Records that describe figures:
## Start
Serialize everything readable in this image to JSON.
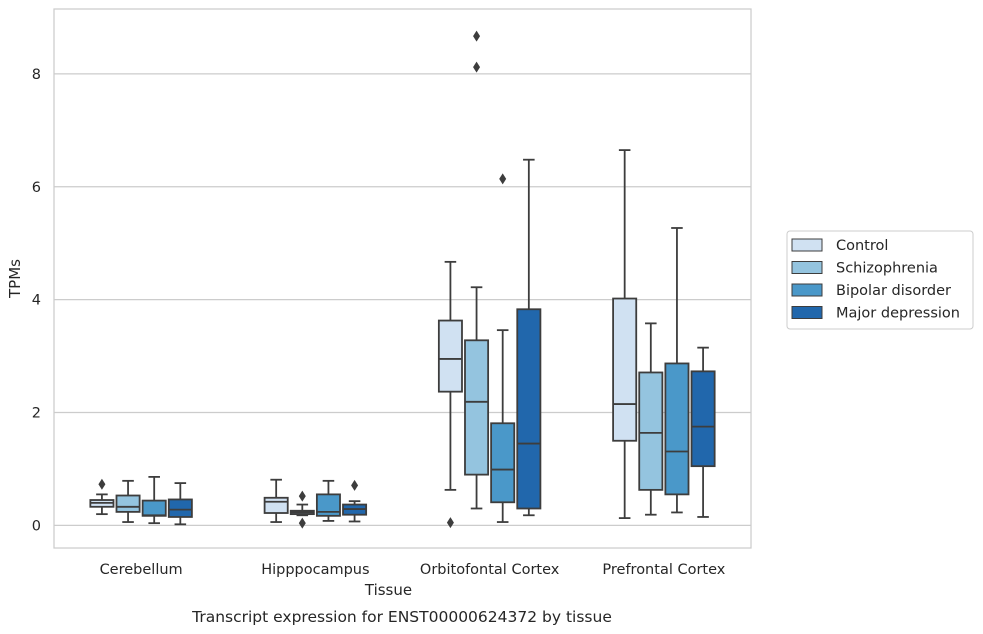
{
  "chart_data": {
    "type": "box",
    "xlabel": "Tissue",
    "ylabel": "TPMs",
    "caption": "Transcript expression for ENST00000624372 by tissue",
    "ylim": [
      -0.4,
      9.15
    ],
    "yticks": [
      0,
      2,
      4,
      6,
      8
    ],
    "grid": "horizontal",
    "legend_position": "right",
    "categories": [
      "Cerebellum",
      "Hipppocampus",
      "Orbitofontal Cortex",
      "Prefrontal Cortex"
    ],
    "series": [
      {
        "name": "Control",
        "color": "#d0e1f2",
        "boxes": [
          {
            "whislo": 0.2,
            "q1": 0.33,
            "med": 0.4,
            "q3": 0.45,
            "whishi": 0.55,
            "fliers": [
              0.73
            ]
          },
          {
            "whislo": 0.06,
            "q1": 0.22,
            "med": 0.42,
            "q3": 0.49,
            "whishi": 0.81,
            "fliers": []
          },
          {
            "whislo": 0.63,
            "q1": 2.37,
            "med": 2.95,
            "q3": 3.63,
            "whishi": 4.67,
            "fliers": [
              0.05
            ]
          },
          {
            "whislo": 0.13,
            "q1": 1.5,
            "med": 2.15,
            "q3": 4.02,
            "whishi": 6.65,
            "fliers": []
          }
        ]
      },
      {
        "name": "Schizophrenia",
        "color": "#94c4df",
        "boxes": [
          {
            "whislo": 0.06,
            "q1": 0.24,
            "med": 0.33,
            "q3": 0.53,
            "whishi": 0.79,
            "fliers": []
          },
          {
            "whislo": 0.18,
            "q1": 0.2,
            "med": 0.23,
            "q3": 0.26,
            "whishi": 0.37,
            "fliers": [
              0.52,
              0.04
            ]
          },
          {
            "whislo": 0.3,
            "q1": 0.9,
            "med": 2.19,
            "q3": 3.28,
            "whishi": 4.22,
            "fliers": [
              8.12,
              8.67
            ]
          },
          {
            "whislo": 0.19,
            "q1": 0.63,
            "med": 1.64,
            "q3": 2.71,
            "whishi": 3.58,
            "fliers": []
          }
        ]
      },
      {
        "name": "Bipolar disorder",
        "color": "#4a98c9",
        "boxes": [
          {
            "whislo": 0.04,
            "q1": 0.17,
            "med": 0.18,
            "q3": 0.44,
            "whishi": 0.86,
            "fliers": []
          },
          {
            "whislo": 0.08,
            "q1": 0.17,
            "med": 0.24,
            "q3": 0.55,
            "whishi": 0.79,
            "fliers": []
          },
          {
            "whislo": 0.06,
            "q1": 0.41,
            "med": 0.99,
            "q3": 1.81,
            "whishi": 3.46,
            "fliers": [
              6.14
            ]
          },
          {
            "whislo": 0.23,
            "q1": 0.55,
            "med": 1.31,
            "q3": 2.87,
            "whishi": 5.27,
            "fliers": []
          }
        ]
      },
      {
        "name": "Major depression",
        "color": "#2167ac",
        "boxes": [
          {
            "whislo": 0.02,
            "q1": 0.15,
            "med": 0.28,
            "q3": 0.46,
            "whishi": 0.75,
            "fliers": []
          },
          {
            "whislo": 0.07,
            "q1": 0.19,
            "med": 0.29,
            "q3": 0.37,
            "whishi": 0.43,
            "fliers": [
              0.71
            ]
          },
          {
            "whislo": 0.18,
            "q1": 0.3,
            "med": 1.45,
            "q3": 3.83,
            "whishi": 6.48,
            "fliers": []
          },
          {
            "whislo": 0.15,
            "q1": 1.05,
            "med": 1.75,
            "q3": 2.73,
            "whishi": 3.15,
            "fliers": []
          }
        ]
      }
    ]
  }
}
## End
## Start
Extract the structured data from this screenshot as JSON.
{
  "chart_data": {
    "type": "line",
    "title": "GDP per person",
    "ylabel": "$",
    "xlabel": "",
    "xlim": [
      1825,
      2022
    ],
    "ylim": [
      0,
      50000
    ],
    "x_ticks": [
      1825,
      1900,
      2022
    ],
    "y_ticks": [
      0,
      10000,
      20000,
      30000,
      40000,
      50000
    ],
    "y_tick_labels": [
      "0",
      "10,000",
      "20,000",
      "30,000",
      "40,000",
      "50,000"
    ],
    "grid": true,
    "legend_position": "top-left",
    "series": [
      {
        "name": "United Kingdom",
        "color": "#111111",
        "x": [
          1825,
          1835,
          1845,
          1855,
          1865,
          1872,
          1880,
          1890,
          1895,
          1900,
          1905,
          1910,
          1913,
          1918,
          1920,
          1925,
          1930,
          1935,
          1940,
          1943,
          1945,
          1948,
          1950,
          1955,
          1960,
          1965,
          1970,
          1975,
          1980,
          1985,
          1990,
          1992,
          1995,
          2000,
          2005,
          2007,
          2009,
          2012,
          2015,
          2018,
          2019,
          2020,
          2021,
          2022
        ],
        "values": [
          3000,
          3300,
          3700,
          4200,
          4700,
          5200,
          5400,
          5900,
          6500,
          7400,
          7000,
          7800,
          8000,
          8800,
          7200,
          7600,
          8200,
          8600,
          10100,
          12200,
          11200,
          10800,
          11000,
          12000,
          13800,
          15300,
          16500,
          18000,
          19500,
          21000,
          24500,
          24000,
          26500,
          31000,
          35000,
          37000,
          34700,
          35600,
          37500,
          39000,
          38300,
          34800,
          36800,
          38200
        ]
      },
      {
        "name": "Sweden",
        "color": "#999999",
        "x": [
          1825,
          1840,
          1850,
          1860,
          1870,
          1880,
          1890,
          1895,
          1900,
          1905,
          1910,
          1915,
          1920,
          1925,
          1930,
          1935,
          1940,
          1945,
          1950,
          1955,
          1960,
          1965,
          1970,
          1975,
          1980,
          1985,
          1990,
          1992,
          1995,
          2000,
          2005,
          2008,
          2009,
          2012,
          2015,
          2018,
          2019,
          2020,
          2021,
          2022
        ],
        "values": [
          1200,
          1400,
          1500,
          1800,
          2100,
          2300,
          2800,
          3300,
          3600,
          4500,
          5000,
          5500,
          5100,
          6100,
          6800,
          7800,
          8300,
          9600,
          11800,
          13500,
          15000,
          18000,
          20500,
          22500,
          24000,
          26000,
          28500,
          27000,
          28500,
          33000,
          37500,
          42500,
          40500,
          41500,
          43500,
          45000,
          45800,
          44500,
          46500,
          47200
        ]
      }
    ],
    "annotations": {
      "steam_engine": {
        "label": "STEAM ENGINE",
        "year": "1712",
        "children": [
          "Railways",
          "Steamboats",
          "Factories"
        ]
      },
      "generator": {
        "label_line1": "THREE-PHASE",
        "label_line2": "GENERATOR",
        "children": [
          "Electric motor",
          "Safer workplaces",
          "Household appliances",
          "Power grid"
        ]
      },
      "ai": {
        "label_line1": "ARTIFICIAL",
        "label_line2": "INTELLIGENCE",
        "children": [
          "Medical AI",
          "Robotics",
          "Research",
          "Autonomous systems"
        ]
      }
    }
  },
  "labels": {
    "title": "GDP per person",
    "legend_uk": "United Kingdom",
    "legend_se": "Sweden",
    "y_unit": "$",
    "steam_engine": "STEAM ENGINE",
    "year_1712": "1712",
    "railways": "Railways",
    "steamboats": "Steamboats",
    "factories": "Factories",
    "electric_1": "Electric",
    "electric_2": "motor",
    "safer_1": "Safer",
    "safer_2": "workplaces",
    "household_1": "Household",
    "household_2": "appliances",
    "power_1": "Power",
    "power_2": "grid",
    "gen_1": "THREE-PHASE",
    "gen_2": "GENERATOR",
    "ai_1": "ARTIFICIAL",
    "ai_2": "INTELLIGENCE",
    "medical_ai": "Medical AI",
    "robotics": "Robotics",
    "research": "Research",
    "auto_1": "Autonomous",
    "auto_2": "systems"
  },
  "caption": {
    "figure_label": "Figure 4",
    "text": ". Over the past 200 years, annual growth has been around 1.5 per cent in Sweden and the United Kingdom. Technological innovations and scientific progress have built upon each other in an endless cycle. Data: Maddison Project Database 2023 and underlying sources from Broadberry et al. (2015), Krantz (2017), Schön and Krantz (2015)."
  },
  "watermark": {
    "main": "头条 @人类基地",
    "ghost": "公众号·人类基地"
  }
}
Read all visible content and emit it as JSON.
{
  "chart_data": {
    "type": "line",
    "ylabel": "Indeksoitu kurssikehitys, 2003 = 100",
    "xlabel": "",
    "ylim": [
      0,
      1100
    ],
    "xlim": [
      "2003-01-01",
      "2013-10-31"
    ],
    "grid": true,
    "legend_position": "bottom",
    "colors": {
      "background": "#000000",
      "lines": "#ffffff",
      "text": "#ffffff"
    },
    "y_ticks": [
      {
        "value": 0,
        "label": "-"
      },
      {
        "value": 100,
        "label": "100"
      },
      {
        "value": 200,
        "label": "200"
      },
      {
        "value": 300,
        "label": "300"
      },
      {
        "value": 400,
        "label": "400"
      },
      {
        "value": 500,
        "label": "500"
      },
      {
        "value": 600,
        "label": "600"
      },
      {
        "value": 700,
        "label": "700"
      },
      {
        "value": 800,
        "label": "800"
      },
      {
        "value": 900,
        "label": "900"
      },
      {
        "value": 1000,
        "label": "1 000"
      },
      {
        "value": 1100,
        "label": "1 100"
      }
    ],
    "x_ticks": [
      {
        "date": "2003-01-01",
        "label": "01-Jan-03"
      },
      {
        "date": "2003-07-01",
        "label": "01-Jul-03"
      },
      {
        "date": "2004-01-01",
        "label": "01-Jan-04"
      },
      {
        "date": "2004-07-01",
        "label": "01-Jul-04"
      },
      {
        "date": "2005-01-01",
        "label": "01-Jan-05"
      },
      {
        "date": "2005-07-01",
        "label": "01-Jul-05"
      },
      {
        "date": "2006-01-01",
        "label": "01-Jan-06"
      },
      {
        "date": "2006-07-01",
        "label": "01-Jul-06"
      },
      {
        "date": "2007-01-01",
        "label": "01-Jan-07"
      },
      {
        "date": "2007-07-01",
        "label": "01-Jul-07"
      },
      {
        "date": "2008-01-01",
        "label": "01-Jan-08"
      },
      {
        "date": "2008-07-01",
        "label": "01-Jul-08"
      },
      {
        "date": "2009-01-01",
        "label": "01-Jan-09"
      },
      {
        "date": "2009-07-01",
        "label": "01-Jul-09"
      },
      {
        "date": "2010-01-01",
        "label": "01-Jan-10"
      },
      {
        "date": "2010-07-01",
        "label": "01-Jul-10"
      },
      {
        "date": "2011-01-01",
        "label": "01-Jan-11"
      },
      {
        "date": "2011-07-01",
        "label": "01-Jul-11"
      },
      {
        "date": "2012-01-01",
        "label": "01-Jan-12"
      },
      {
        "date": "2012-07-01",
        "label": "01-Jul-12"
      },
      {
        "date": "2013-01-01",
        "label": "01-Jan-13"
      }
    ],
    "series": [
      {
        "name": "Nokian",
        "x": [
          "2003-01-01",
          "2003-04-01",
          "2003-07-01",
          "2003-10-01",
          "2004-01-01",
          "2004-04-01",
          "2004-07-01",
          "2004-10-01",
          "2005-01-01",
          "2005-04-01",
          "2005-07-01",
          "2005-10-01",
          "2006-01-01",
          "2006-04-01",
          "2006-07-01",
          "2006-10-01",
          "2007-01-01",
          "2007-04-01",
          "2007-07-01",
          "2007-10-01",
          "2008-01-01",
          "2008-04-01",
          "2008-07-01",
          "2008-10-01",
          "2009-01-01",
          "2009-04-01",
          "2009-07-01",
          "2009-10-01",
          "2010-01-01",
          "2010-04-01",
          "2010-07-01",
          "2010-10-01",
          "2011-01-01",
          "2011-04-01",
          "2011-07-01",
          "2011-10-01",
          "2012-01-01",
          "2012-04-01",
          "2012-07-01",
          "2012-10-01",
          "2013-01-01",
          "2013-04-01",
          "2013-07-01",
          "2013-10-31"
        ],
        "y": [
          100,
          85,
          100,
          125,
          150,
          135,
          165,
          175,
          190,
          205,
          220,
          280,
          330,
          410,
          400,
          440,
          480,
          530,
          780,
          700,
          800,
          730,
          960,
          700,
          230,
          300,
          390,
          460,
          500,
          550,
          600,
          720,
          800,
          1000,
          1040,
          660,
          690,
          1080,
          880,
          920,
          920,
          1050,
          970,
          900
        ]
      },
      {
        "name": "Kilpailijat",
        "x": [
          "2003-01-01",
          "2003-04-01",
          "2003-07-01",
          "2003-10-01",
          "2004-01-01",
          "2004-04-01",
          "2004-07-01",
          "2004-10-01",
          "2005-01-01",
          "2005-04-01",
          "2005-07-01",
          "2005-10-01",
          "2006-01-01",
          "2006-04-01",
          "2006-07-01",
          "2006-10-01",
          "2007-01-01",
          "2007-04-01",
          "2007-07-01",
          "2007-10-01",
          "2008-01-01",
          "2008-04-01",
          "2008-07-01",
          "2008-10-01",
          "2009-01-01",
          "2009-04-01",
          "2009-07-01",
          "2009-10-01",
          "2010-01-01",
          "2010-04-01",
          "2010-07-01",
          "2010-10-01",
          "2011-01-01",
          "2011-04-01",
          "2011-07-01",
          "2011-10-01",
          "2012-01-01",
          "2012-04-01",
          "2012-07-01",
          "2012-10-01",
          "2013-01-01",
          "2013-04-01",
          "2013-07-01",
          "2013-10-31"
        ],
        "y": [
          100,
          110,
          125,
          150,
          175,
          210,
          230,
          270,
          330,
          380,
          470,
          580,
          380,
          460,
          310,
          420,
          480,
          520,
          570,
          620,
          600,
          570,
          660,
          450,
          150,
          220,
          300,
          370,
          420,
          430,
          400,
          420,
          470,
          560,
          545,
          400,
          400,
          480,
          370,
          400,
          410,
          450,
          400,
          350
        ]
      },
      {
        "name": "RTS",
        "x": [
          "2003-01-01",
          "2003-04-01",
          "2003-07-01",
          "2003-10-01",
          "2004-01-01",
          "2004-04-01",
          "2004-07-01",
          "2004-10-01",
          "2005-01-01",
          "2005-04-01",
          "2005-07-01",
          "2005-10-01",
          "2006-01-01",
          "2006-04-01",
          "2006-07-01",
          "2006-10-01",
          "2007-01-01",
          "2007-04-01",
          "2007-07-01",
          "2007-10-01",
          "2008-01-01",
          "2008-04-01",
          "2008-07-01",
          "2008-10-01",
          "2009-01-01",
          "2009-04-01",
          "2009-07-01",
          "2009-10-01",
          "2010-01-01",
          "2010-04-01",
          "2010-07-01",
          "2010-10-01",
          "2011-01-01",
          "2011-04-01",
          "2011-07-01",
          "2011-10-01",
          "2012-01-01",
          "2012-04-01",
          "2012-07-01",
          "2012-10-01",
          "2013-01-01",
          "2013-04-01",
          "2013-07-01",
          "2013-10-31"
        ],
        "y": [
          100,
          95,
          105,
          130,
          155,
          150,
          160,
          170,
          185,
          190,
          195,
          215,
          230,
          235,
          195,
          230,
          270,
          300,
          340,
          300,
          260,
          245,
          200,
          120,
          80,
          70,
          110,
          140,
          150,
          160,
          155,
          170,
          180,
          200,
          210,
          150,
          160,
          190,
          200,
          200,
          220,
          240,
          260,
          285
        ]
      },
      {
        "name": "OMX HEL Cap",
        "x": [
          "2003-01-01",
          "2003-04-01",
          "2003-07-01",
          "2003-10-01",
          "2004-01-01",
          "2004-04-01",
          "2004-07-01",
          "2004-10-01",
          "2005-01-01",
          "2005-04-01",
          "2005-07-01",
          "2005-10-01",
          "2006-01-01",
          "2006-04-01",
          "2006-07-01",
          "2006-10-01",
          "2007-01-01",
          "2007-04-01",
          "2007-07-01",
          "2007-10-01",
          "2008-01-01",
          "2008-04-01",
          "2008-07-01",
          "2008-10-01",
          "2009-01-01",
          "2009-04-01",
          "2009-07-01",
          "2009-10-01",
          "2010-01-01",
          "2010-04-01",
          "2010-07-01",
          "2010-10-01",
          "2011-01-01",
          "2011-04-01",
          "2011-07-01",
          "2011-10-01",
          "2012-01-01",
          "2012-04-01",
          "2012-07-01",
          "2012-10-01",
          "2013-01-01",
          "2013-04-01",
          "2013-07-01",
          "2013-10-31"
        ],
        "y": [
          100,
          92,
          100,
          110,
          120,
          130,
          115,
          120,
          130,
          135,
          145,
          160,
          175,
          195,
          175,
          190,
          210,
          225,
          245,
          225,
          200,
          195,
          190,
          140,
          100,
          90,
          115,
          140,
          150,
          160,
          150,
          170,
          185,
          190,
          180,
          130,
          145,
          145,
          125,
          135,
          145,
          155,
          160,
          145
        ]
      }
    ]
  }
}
## End
▶ _What to work on_
Tally the lines of the listing that include "Kingdom". Reply with nothing but the count.

▶ _Written solution_
3